All records must be quoted exactly. Omit the pictures.

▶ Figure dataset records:
# # # #

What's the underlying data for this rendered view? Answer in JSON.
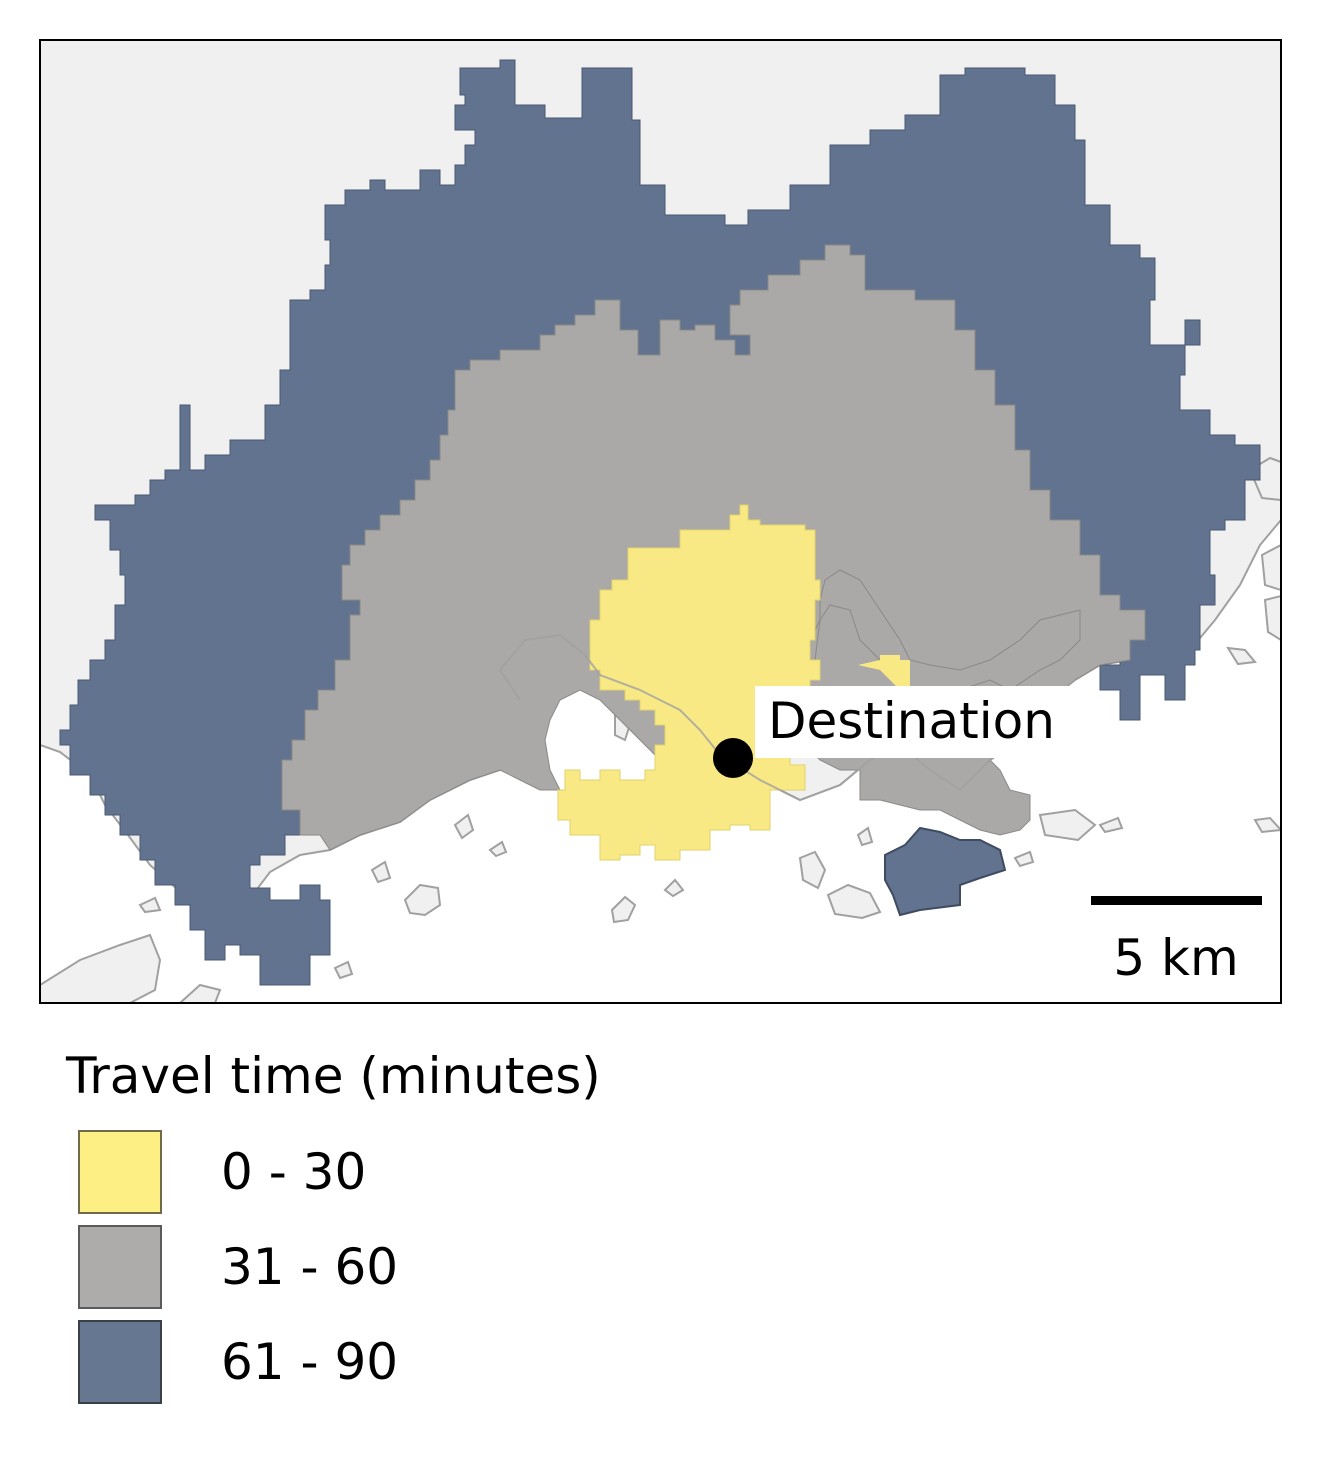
{
  "map": {
    "destination_label": "Destination",
    "scale_bar_label": "5 km",
    "colors": {
      "land": "#f0f0f0",
      "sea": "#ffffff",
      "coast": "#a0a0a0",
      "frame": "#000000",
      "band_0_30": "#f8e985",
      "band_31_60": "#aaa9a7",
      "band_61_90": "#61738f",
      "destination_marker": "#000000"
    }
  },
  "legend": {
    "title": "Travel time (minutes)",
    "items": [
      {
        "label": "0 - 30",
        "color": "#fdef84",
        "border": "#6e6a4a"
      },
      {
        "label": "31 - 60",
        "color": "#adacaa",
        "border": "#5a5a5a"
      },
      {
        "label": "61 - 90",
        "color": "#667891",
        "border": "#3a3f48"
      }
    ]
  }
}
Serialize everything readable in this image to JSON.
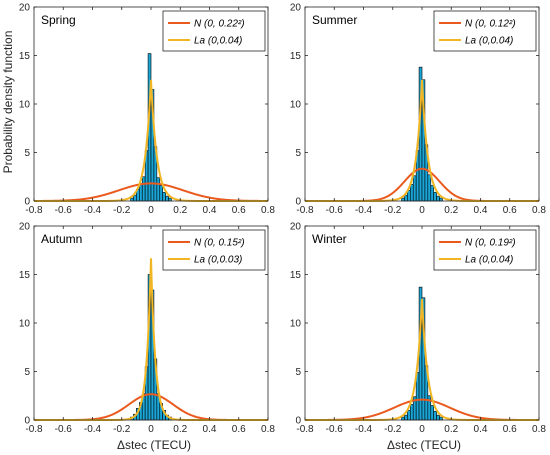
{
  "figure": {
    "ylabel": "Probability density function",
    "xlabel": "Δstec (TECU)"
  },
  "colors": {
    "histogram_fill": "#1ba6d8",
    "normal_curve": "#ea5a1e",
    "laplace_curve": "#f2b523",
    "axis": "#262626"
  },
  "chart_data": [
    {
      "type": "bar",
      "title": "Spring",
      "xlim": [
        -0.8,
        0.8
      ],
      "ylim": [
        0,
        20
      ],
      "xticks": [
        -0.8,
        -0.6,
        -0.4,
        -0.2,
        0,
        0.2,
        0.4,
        0.6,
        0.8
      ],
      "yticks": [
        0,
        5,
        10,
        15,
        20
      ],
      "histogram": {
        "bin_width": 0.02,
        "bin_centers": [
          -0.13,
          -0.11,
          -0.09,
          -0.07,
          -0.05,
          -0.03,
          -0.01,
          0.01,
          0.03,
          0.05,
          0.07,
          0.09,
          0.11,
          0.13
        ],
        "values": [
          0.3,
          0.6,
          1.2,
          1.8,
          2.5,
          5.2,
          15.2,
          11.5,
          5.6,
          2.4,
          1.6,
          0.9,
          0.5,
          0.3
        ]
      },
      "series": [
        {
          "name": "N (0, 0.22²)",
          "distribution": "normal",
          "mu": 0,
          "sigma": 0.22
        },
        {
          "name": "La (0,0.04)",
          "distribution": "laplace",
          "mu": 0,
          "b": 0.04
        }
      ],
      "legend": "top-right"
    },
    {
      "type": "bar",
      "title": "Summer",
      "xlim": [
        -0.8,
        0.8
      ],
      "ylim": [
        0,
        20
      ],
      "xticks": [
        -0.8,
        -0.6,
        -0.4,
        -0.2,
        0,
        0.2,
        0.4,
        0.6,
        0.8
      ],
      "yticks": [
        0,
        5,
        10,
        15,
        20
      ],
      "histogram": {
        "bin_width": 0.02,
        "bin_centers": [
          -0.13,
          -0.11,
          -0.09,
          -0.07,
          -0.05,
          -0.03,
          -0.01,
          0.01,
          0.03,
          0.05,
          0.07,
          0.09,
          0.11,
          0.13
        ],
        "values": [
          0.3,
          0.6,
          1.1,
          1.7,
          2.6,
          5.2,
          13.8,
          12.5,
          5.8,
          2.7,
          1.6,
          0.9,
          0.5,
          0.3
        ]
      },
      "series": [
        {
          "name": "N (0, 0.12²)",
          "distribution": "normal",
          "mu": 0,
          "sigma": 0.12
        },
        {
          "name": "La (0,0.04)",
          "distribution": "laplace",
          "mu": 0,
          "b": 0.04
        }
      ],
      "legend": "top-right"
    },
    {
      "type": "bar",
      "title": "Autumn",
      "xlim": [
        -0.8,
        0.8
      ],
      "ylim": [
        0,
        20
      ],
      "xticks": [
        -0.8,
        -0.6,
        -0.4,
        -0.2,
        0,
        0.2,
        0.4,
        0.6,
        0.8
      ],
      "yticks": [
        0,
        5,
        10,
        15,
        20
      ],
      "histogram": {
        "bin_width": 0.02,
        "bin_centers": [
          -0.13,
          -0.11,
          -0.09,
          -0.07,
          -0.05,
          -0.03,
          -0.01,
          0.01,
          0.03,
          0.05,
          0.07,
          0.09,
          0.11,
          0.13
        ],
        "values": [
          0.3,
          0.6,
          1.2,
          1.8,
          2.7,
          5.5,
          15.0,
          13.4,
          6.3,
          2.7,
          1.7,
          1.0,
          0.5,
          0.3
        ]
      },
      "series": [
        {
          "name": "N (0, 0.15²)",
          "distribution": "normal",
          "mu": 0,
          "sigma": 0.15
        },
        {
          "name": "La (0,0.03)",
          "distribution": "laplace",
          "mu": 0,
          "b": 0.03
        }
      ],
      "legend": "top-right"
    },
    {
      "type": "bar",
      "title": "Winter",
      "xlim": [
        -0.8,
        0.8
      ],
      "ylim": [
        0,
        20
      ],
      "xticks": [
        -0.8,
        -0.6,
        -0.4,
        -0.2,
        0,
        0.2,
        0.4,
        0.6,
        0.8
      ],
      "yticks": [
        0,
        5,
        10,
        15,
        20
      ],
      "histogram": {
        "bin_width": 0.02,
        "bin_centers": [
          -0.13,
          -0.11,
          -0.09,
          -0.07,
          -0.05,
          -0.03,
          -0.01,
          0.01,
          0.03,
          0.05,
          0.07,
          0.09,
          0.11,
          0.13
        ],
        "values": [
          0.3,
          0.5,
          1.0,
          1.6,
          2.4,
          4.9,
          13.7,
          12.6,
          5.6,
          2.5,
          1.5,
          0.9,
          0.5,
          0.3
        ]
      },
      "series": [
        {
          "name": "N (0, 0.19²)",
          "distribution": "normal",
          "mu": 0,
          "sigma": 0.19
        },
        {
          "name": "La (0,0.04)",
          "distribution": "laplace",
          "mu": 0,
          "b": 0.04
        }
      ],
      "legend": "top-right"
    }
  ]
}
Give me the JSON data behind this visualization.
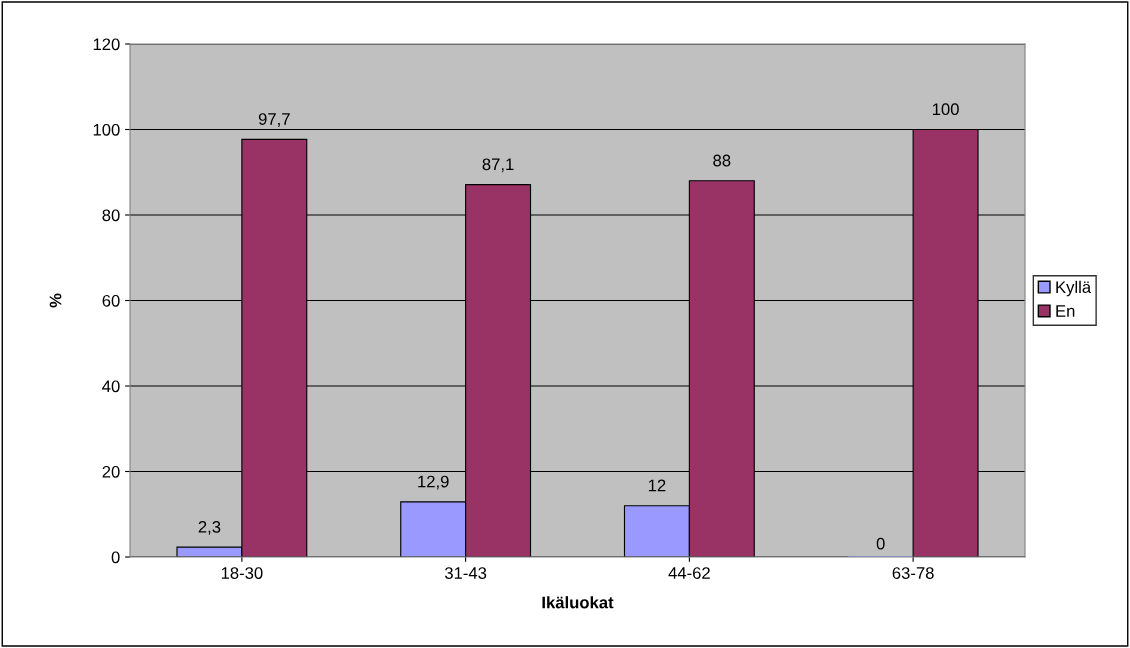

# # # #

▶ Completed exercise:
What's the underlying data for this rendered view? Answer in JSON.
{
  "map": {
    "destination_label": "Destination",
    "scale_bar_label": "5 km",
    "colors": {
      "land": "#f0f0f0",
      "sea": "#ffffff",
      "coast": "#a0a0a0",
      "frame": "#000000",
      "band_0_30": "#f8e985",
      "band_31_60": "#aaa9a7",
      "band_61_90": "#61738f",
      "destination_marker": "#000000"
    }
  },
  "legend": {
    "title": "Travel time (minutes)",
    "items": [
      {
        "label": "0 - 30",
        "color": "#fdef84",
        "border": "#6e6a4a"
      },
      {
        "label": "31 - 60",
        "color": "#adacaa",
        "border": "#5a5a5a"
      },
      {
        "label": "61 - 90",
        "color": "#667891",
        "border": "#3a3f48"
      }
    ]
  }
}
Serialize everything readable in this image to JSON.
{
  "figure": {
    "ylabel": "Probability density function",
    "xlabel": "Δstec (TECU)"
  },
  "colors": {
    "histogram_fill": "#1ba6d8",
    "normal_curve": "#ea5a1e",
    "laplace_curve": "#f2b523",
    "axis": "#262626"
  },
  "chart_data": [
    {
      "type": "bar",
      "title": "Spring",
      "xlim": [
        -0.8,
        0.8
      ],
      "ylim": [
        0,
        20
      ],
      "xticks": [
        -0.8,
        -0.6,
        -0.4,
        -0.2,
        0,
        0.2,
        0.4,
        0.6,
        0.8
      ],
      "yticks": [
        0,
        5,
        10,
        15,
        20
      ],
      "histogram": {
        "bin_width": 0.02,
        "bin_centers": [
          -0.13,
          -0.11,
          -0.09,
          -0.07,
          -0.05,
          -0.03,
          -0.01,
          0.01,
          0.03,
          0.05,
          0.07,
          0.09,
          0.11,
          0.13
        ],
        "values": [
          0.3,
          0.6,
          1.2,
          1.8,
          2.5,
          5.2,
          15.2,
          11.5,
          5.6,
          2.4,
          1.6,
          0.9,
          0.5,
          0.3
        ]
      },
      "series": [
        {
          "name": "N (0, 0.22²)",
          "distribution": "normal",
          "mu": 0,
          "sigma": 0.22
        },
        {
          "name": "La (0,0.04)",
          "distribution": "laplace",
          "mu": 0,
          "b": 0.04
        }
      ],
      "legend": "top-right"
    },
    {
      "type": "bar",
      "title": "Summer",
      "xlim": [
        -0.8,
        0.8
      ],
      "ylim": [
        0,
        20
      ],
      "xticks": [
        -0.8,
        -0.6,
        -0.4,
        -0.2,
        0,
        0.2,
        0.4,
        0.6,
        0.8
      ],
      "yticks": [
        0,
        5,
        10,
        15,
        20
      ],
      "histogram": {
        "bin_width": 0.02,
        "bin_centers": [
          -0.13,
          -0.11,
          -0.09,
          -0.07,
          -0.05,
          -0.03,
          -0.01,
          0.01,
          0.03,
          0.05,
          0.07,
          0.09,
          0.11,
          0.13
        ],
        "values": [
          0.3,
          0.6,
          1.1,
          1.7,
          2.6,
          5.2,
          13.8,
          12.5,
          5.8,
          2.7,
          1.6,
          0.9,
          0.5,
          0.3
        ]
      },
      "series": [
        {
          "name": "N (0, 0.12²)",
          "distribution": "normal",
          "mu": 0,
          "sigma": 0.12
        },
        {
          "name": "La (0,0.04)",
          "distribution": "laplace",
          "mu": 0,
          "b": 0.04
        }
      ],
      "legend": "top-right"
    },
    {
      "type": "bar",
      "title": "Autumn",
      "xlim": [
        -0.8,
        0.8
      ],
      "ylim": [
        0,
        20
      ],
      "xticks": [
        -0.8,
        -0.6,
        -0.4,
        -0.2,
        0,
        0.2,
        0.4,
        0.6,
        0.8
      ],
      "yticks": [
        0,
        5,
        10,
        15,
        20
      ],
      "histogram": {
        "bin_width": 0.02,
        "bin_centers": [
          -0.13,
          -0.11,
          -0.09,
          -0.07,
          -0.05,
          -0.03,
          -0.01,
          0.01,
          0.03,
          0.05,
          0.07,
          0.09,
          0.11,
          0.13
        ],
        "values": [
          0.3,
          0.6,
          1.2,
          1.8,
          2.7,
          5.5,
          15.0,
          13.4,
          6.3,
          2.7,
          1.7,
          1.0,
          0.5,
          0.3
        ]
      },
      "series": [
        {
          "name": "N (0, 0.15²)",
          "distribution": "normal",
          "mu": 0,
          "sigma": 0.15
        },
        {
          "name": "La (0,0.03)",
          "distribution": "laplace",
          "mu": 0,
          "b": 0.03
        }
      ],
      "legend": "top-right"
    },
    {
      "type": "bar",
      "title": "Winter",
      "xlim": [
        -0.8,
        0.8
      ],
      "ylim": [
        0,
        20
      ],
      "xticks": [
        -0.8,
        -0.6,
        -0.4,
        -0.2,
        0,
        0.2,
        0.4,
        0.6,
        0.8
      ],
      "yticks": [
        0,
        5,
        10,
        15,
        20
      ],
      "histogram": {
        "bin_width": 0.02,
        "bin_centers": [
          -0.13,
          -0.11,
          -0.09,
          -0.07,
          -0.05,
          -0.03,
          -0.01,
          0.01,
          0.03,
          0.05,
          0.07,
          0.09,
          0.11,
          0.13
        ],
        "values": [
          0.3,
          0.5,
          1.0,
          1.6,
          2.4,
          4.9,
          13.7,
          12.6,
          5.6,
          2.5,
          1.5,
          0.9,
          0.5,
          0.3
        ]
      },
      "series": [
        {
          "name": "N (0, 0.19²)",
          "distribution": "normal",
          "mu": 0,
          "sigma": 0.19
        },
        {
          "name": "La (0,0.04)",
          "distribution": "laplace",
          "mu": 0,
          "b": 0.04
        }
      ],
      "legend": "top-right"
    }
  ]
}
Give me the JSON data behind this visualization.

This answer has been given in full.